- [Short problem] Omit any picture, and return the remaining data exactly as written.

- [Supplied information]
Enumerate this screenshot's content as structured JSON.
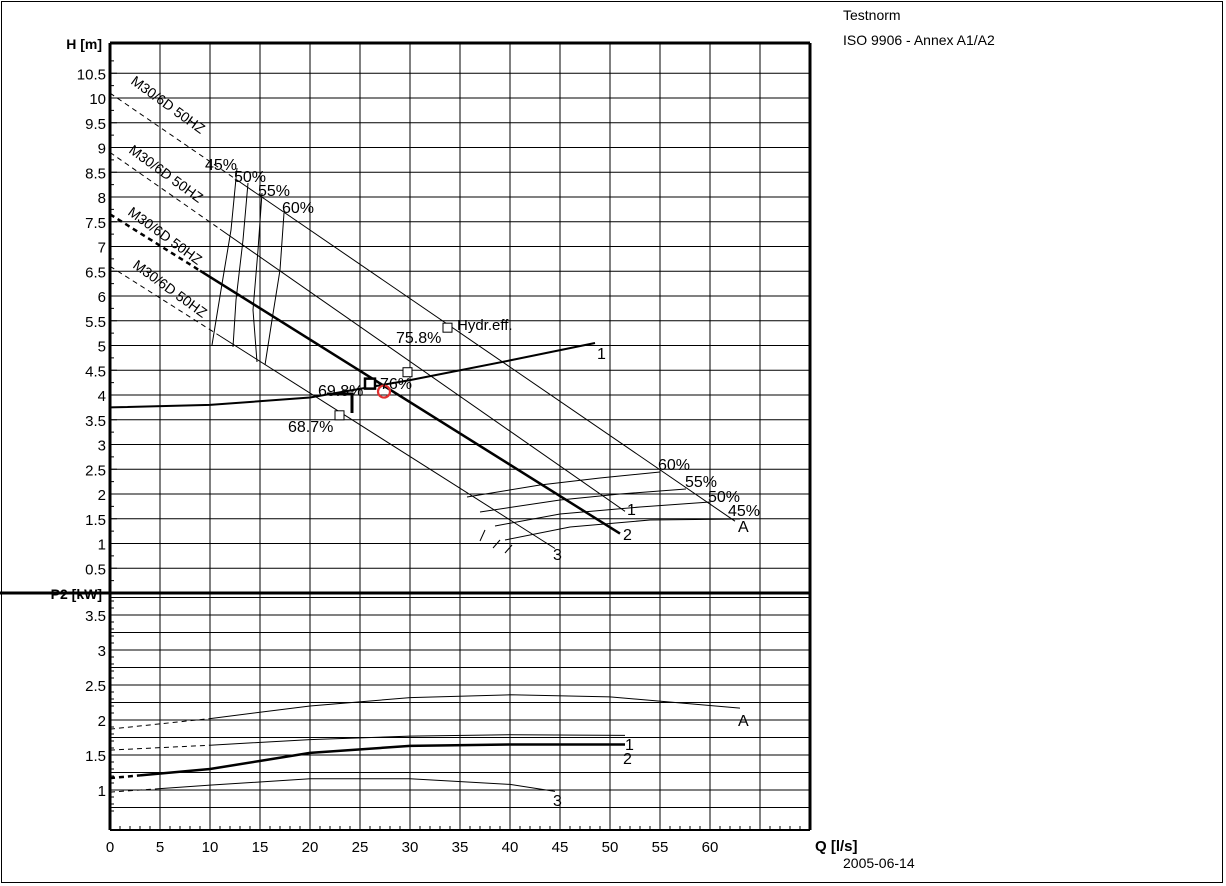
{
  "header": {
    "standard_label": "Testnorm",
    "standard_value": "ISO 9906 - Annex A1/A2"
  },
  "footer": {
    "date": "2005-06-14"
  },
  "colors": {
    "grid": "#000000",
    "duty_point": "#e03030",
    "thin_line": "#000000"
  },
  "chart_data": [
    {
      "type": "line",
      "ylabel": "H [m]",
      "xlim": [
        0,
        65
      ],
      "ylim": [
        0,
        11
      ],
      "x_ticks": [
        0,
        5,
        10,
        15,
        20,
        25,
        30,
        35,
        40,
        45,
        50,
        55,
        60
      ],
      "y_ticks": [
        "0.5",
        "1",
        "1.5",
        "2",
        "2.5",
        "3",
        "3.5",
        "4",
        "4.5",
        "5",
        "5.5",
        "6",
        "6.5",
        "7",
        "7.5",
        "8",
        "8.5",
        "9",
        "9.5",
        "10",
        "10.5"
      ],
      "pump_curves": [
        {
          "name": "A",
          "label": "M30/6D 50HZ",
          "values": [
            [
              0,
              10.1
            ],
            [
              62.5,
              1.45
            ]
          ]
        },
        {
          "name": "1",
          "label": "M30/6D 50HZ",
          "values": [
            [
              0,
              8.9
            ],
            [
              51.5,
              1.65
            ]
          ]
        },
        {
          "name": "2",
          "label": "M30/6D 50HZ",
          "values": [
            [
              0,
              7.65
            ],
            [
              51,
              1.2
            ]
          ]
        },
        {
          "name": "3",
          "label": "M30/6D 50HZ",
          "values": [
            [
              0,
              6.6
            ],
            [
              44.5,
              0.9
            ]
          ]
        }
      ],
      "system_curve": {
        "name": "1",
        "values": [
          [
            0,
            3.75
          ],
          [
            10,
            3.8
          ],
          [
            20,
            3.95
          ],
          [
            30,
            4.3
          ],
          [
            40,
            4.7
          ],
          [
            48.5,
            5.05
          ]
        ]
      },
      "efficiency_labels": [
        "45%",
        "50%",
        "55%",
        "60%"
      ],
      "duty_points": [
        {
          "label": "75.8%",
          "note": "Hydr.eff.",
          "x": 33.8,
          "y": 5.35
        },
        {
          "label": "69.8%",
          "x": 26,
          "y": 4.25
        },
        {
          "label": "68.7%",
          "x": 23,
          "y": 3.6
        },
        {
          "label": "76%",
          "x": 27.5,
          "y": 4.15
        }
      ]
    },
    {
      "type": "line",
      "ylabel": "P2 [kW]",
      "xlabel": "Q [l/s]",
      "xlim": [
        0,
        65
      ],
      "ylim": [
        0.5,
        3.9
      ],
      "x_ticks": [
        0,
        5,
        10,
        15,
        20,
        25,
        30,
        35,
        40,
        45,
        50,
        55,
        60
      ],
      "y_ticks": [
        "1",
        "1.5",
        "2",
        "2.5",
        "3",
        "3.5"
      ],
      "series": [
        {
          "name": "A",
          "values": [
            [
              0,
              1.87
            ],
            [
              10,
              2.02
            ],
            [
              20,
              2.2
            ],
            [
              30,
              2.32
            ],
            [
              40,
              2.36
            ],
            [
              50,
              2.33
            ],
            [
              63,
              2.17
            ]
          ]
        },
        {
          "name": "1",
          "values": [
            [
              0,
              1.57
            ],
            [
              10,
              1.64
            ],
            [
              20,
              1.72
            ],
            [
              30,
              1.77
            ],
            [
              40,
              1.79
            ],
            [
              51.5,
              1.78
            ]
          ]
        },
        {
          "name": "2",
          "values": [
            [
              0,
              1.17
            ],
            [
              10,
              1.3
            ],
            [
              20,
              1.53
            ],
            [
              30,
              1.63
            ],
            [
              40,
              1.65
            ],
            [
              51.5,
              1.65
            ]
          ]
        },
        {
          "name": "3",
          "values": [
            [
              0,
              0.97
            ],
            [
              10,
              1.07
            ],
            [
              20,
              1.16
            ],
            [
              30,
              1.16
            ],
            [
              40,
              1.08
            ],
            [
              44.5,
              0.98
            ]
          ]
        }
      ]
    }
  ]
}
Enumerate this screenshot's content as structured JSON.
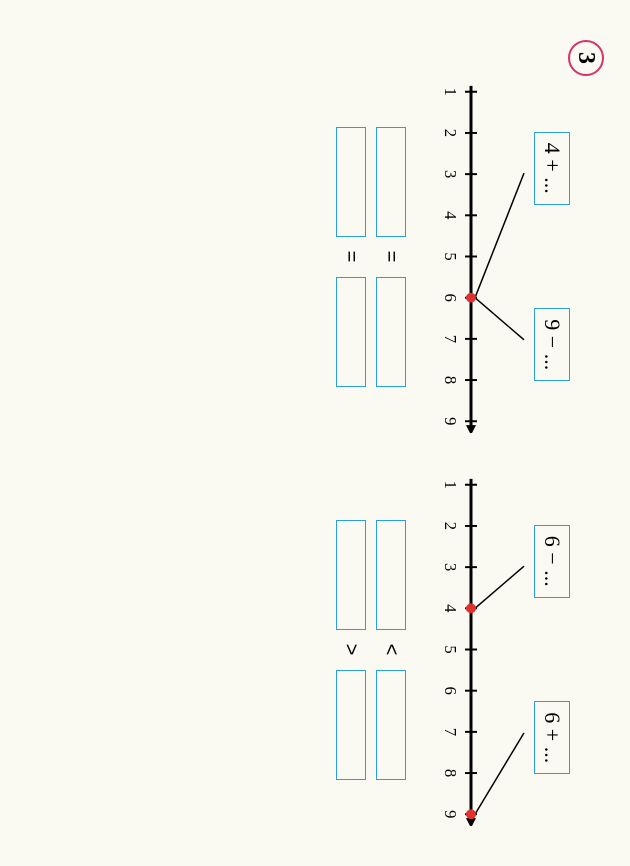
{
  "problem_number": "3",
  "colors": {
    "page_bg": "#fbfaf2",
    "outer_bg": "#f6f4ea",
    "box_border": "#2aa0d8",
    "number_circle": "#d6336c",
    "axis": "#000000",
    "dot": "#e03131",
    "text": "#000000"
  },
  "left": {
    "expressions": {
      "a": "4 + ...",
      "b": "9 − ..."
    },
    "numberline": {
      "min": 1,
      "max": 9,
      "step": 1,
      "ticks": [
        "1",
        "2",
        "3",
        "4",
        "5",
        "6",
        "7",
        "8",
        "9"
      ],
      "dots": [
        6
      ],
      "connectors": [
        {
          "from_expr": "a",
          "to_value": 6
        },
        {
          "from_expr": "b",
          "to_value": 6
        }
      ]
    },
    "answers": {
      "row1_op": "=",
      "row2_op": "="
    }
  },
  "right": {
    "expressions": {
      "a": "6 − ...",
      "b": "6 + ..."
    },
    "numberline": {
      "min": 1,
      "max": 9,
      "step": 1,
      "ticks": [
        "1",
        "2",
        "3",
        "4",
        "5",
        "6",
        "7",
        "8",
        "9"
      ],
      "dots": [
        4,
        9
      ],
      "connectors": [
        {
          "from_expr": "a",
          "to_value": 4
        },
        {
          "from_expr": "b",
          "to_value": 9
        }
      ]
    },
    "answers": {
      "row1_op": "<",
      "row2_op": ">"
    }
  }
}
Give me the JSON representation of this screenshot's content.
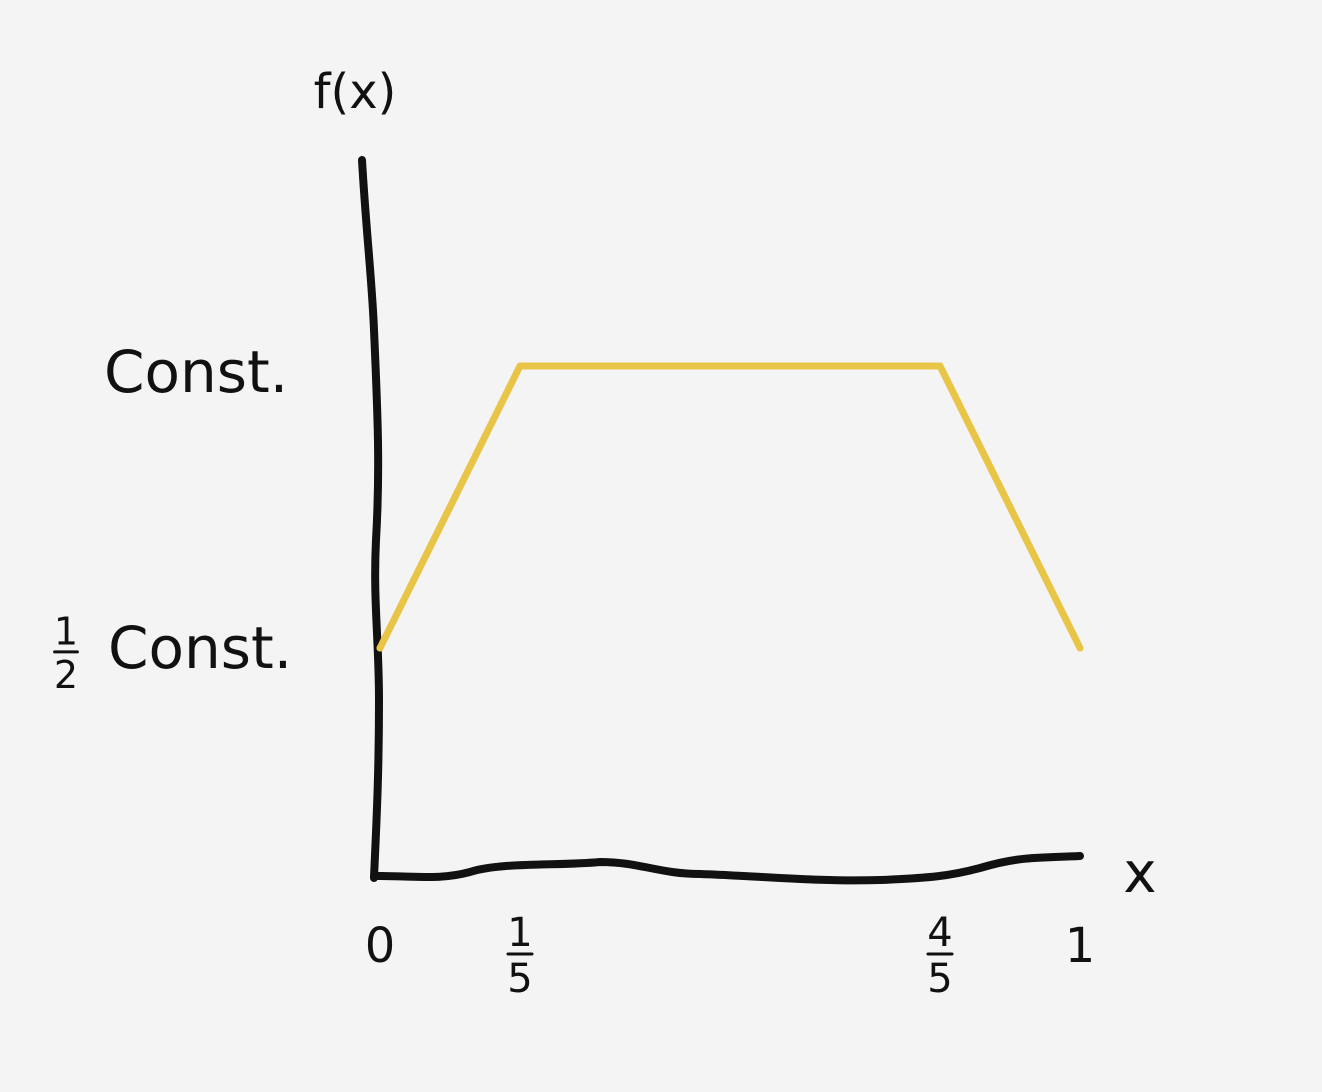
{
  "chart_data": {
    "type": "line",
    "title": "",
    "xlabel": "x",
    "ylabel": "f(x)",
    "xlim": [
      0,
      1
    ],
    "x_ticks": [
      {
        "value": 0,
        "label": "0"
      },
      {
        "value": 0.2,
        "label": "1/5"
      },
      {
        "value": 0.8,
        "label": "4/5"
      },
      {
        "value": 1,
        "label": "1"
      }
    ],
    "y_ticks": [
      {
        "value": 1,
        "label": "Const."
      },
      {
        "value": 0.5,
        "label": "1/2 Const."
      }
    ],
    "series": [
      {
        "color": "#e8c547",
        "x": [
          0,
          0.2,
          0.8,
          1
        ],
        "y": [
          0.5,
          1,
          1,
          0.5
        ]
      }
    ],
    "grid": false
  }
}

- [Task output]
Enumerate this screenshot's content as structured JSON.
{
  "header": {
    "standard_label": "Testnorm",
    "standard_value": "ISO 9906 - Annex A1/A2"
  },
  "footer": {
    "date": "2005-06-14"
  },
  "colors": {
    "grid": "#000000",
    "duty_point": "#e03030",
    "thin_line": "#000000"
  },
  "chart_data": [
    {
      "type": "line",
      "ylabel": "H [m]",
      "xlim": [
        0,
        65
      ],
      "ylim": [
        0,
        11
      ],
      "x_ticks": [
        0,
        5,
        10,
        15,
        20,
        25,
        30,
        35,
        40,
        45,
        50,
        55,
        60
      ],
      "y_ticks": [
        "0.5",
        "1",
        "1.5",
        "2",
        "2.5",
        "3",
        "3.5",
        "4",
        "4.5",
        "5",
        "5.5",
        "6",
        "6.5",
        "7",
        "7.5",
        "8",
        "8.5",
        "9",
        "9.5",
        "10",
        "10.5"
      ],
      "pump_curves": [
        {
          "name": "A",
          "label": "M30/6D 50HZ",
          "values": [
            [
              0,
              10.1
            ],
            [
              62.5,
              1.45
            ]
          ]
        },
        {
          "name": "1",
          "label": "M30/6D 50HZ",
          "values": [
            [
              0,
              8.9
            ],
            [
              51.5,
              1.65
            ]
          ]
        },
        {
          "name": "2",
          "label": "M30/6D 50HZ",
          "values": [
            [
              0,
              7.65
            ],
            [
              51,
              1.2
            ]
          ]
        },
        {
          "name": "3",
          "label": "M30/6D 50HZ",
          "values": [
            [
              0,
              6.6
            ],
            [
              44.5,
              0.9
            ]
          ]
        }
      ],
      "system_curve": {
        "name": "1",
        "values": [
          [
            0,
            3.75
          ],
          [
            10,
            3.8
          ],
          [
            20,
            3.95
          ],
          [
            30,
            4.3
          ],
          [
            40,
            4.7
          ],
          [
            48.5,
            5.05
          ]
        ]
      },
      "efficiency_labels": [
        "45%",
        "50%",
        "55%",
        "60%"
      ],
      "duty_points": [
        {
          "label": "75.8%",
          "note": "Hydr.eff.",
          "x": 33.8,
          "y": 5.35
        },
        {
          "label": "69.8%",
          "x": 26,
          "y": 4.25
        },
        {
          "label": "68.7%",
          "x": 23,
          "y": 3.6
        },
        {
          "label": "76%",
          "x": 27.5,
          "y": 4.15
        }
      ]
    },
    {
      "type": "line",
      "ylabel": "P2 [kW]",
      "xlabel": "Q [l/s]",
      "xlim": [
        0,
        65
      ],
      "ylim": [
        0.5,
        3.9
      ],
      "x_ticks": [
        0,
        5,
        10,
        15,
        20,
        25,
        30,
        35,
        40,
        45,
        50,
        55,
        60
      ],
      "y_ticks": [
        "1",
        "1.5",
        "2",
        "2.5",
        "3",
        "3.5"
      ],
      "series": [
        {
          "name": "A",
          "values": [
            [
              0,
              1.87
            ],
            [
              10,
              2.02
            ],
            [
              20,
              2.2
            ],
            [
              30,
              2.32
            ],
            [
              40,
              2.36
            ],
            [
              50,
              2.33
            ],
            [
              63,
              2.17
            ]
          ]
        },
        {
          "name": "1",
          "values": [
            [
              0,
              1.57
            ],
            [
              10,
              1.64
            ],
            [
              20,
              1.72
            ],
            [
              30,
              1.77
            ],
            [
              40,
              1.79
            ],
            [
              51.5,
              1.78
            ]
          ]
        },
        {
          "name": "2",
          "values": [
            [
              0,
              1.17
            ],
            [
              10,
              1.3
            ],
            [
              20,
              1.53
            ],
            [
              30,
              1.63
            ],
            [
              40,
              1.65
            ],
            [
              51.5,
              1.65
            ]
          ]
        },
        {
          "name": "3",
          "values": [
            [
              0,
              0.97
            ],
            [
              10,
              1.07
            ],
            [
              20,
              1.16
            ],
            [
              30,
              1.16
            ],
            [
              40,
              1.08
            ],
            [
              44.5,
              0.98
            ]
          ]
        }
      ]
    }
  ]
}
Enumerate this screenshot's content as structured JSON.
{
  "problem_number": "3",
  "colors": {
    "page_bg": "#fbfaf2",
    "outer_bg": "#f6f4ea",
    "box_border": "#2aa0d8",
    "number_circle": "#d6336c",
    "axis": "#000000",
    "dot": "#e03131",
    "text": "#000000"
  },
  "left": {
    "expressions": {
      "a": "4 + ...",
      "b": "9 − ..."
    },
    "numberline": {
      "min": 1,
      "max": 9,
      "step": 1,
      "ticks": [
        "1",
        "2",
        "3",
        "4",
        "5",
        "6",
        "7",
        "8",
        "9"
      ],
      "dots": [
        6
      ],
      "connectors": [
        {
          "from_expr": "a",
          "to_value": 6
        },
        {
          "from_expr": "b",
          "to_value": 6
        }
      ]
    },
    "answers": {
      "row1_op": "=",
      "row2_op": "="
    }
  },
  "right": {
    "expressions": {
      "a": "6 − ...",
      "b": "6 + ..."
    },
    "numberline": {
      "min": 1,
      "max": 9,
      "step": 1,
      "ticks": [
        "1",
        "2",
        "3",
        "4",
        "5",
        "6",
        "7",
        "8",
        "9"
      ],
      "dots": [
        4,
        9
      ],
      "connectors": [
        {
          "from_expr": "a",
          "to_value": 4
        },
        {
          "from_expr": "b",
          "to_value": 9
        }
      ]
    },
    "answers": {
      "row1_op": "<",
      "row2_op": ">"
    }
  }
}
Give me the JSON representation of this screenshot's content.
{
  "chart_data": {
    "type": "line",
    "title": "",
    "xlabel": "x",
    "ylabel": "f(x)",
    "xlim": [
      0,
      1
    ],
    "x_ticks": [
      {
        "value": 0,
        "label": "0"
      },
      {
        "value": 0.2,
        "label": "1/5"
      },
      {
        "value": 0.8,
        "label": "4/5"
      },
      {
        "value": 1,
        "label": "1"
      }
    ],
    "y_ticks": [
      {
        "value": 1,
        "label": "Const."
      },
      {
        "value": 0.5,
        "label": "1/2 Const."
      }
    ],
    "series": [
      {
        "color": "#e8c547",
        "x": [
          0,
          0.2,
          0.8,
          1
        ],
        "y": [
          0.5,
          1,
          1,
          0.5
        ]
      }
    ],
    "grid": false
  }
}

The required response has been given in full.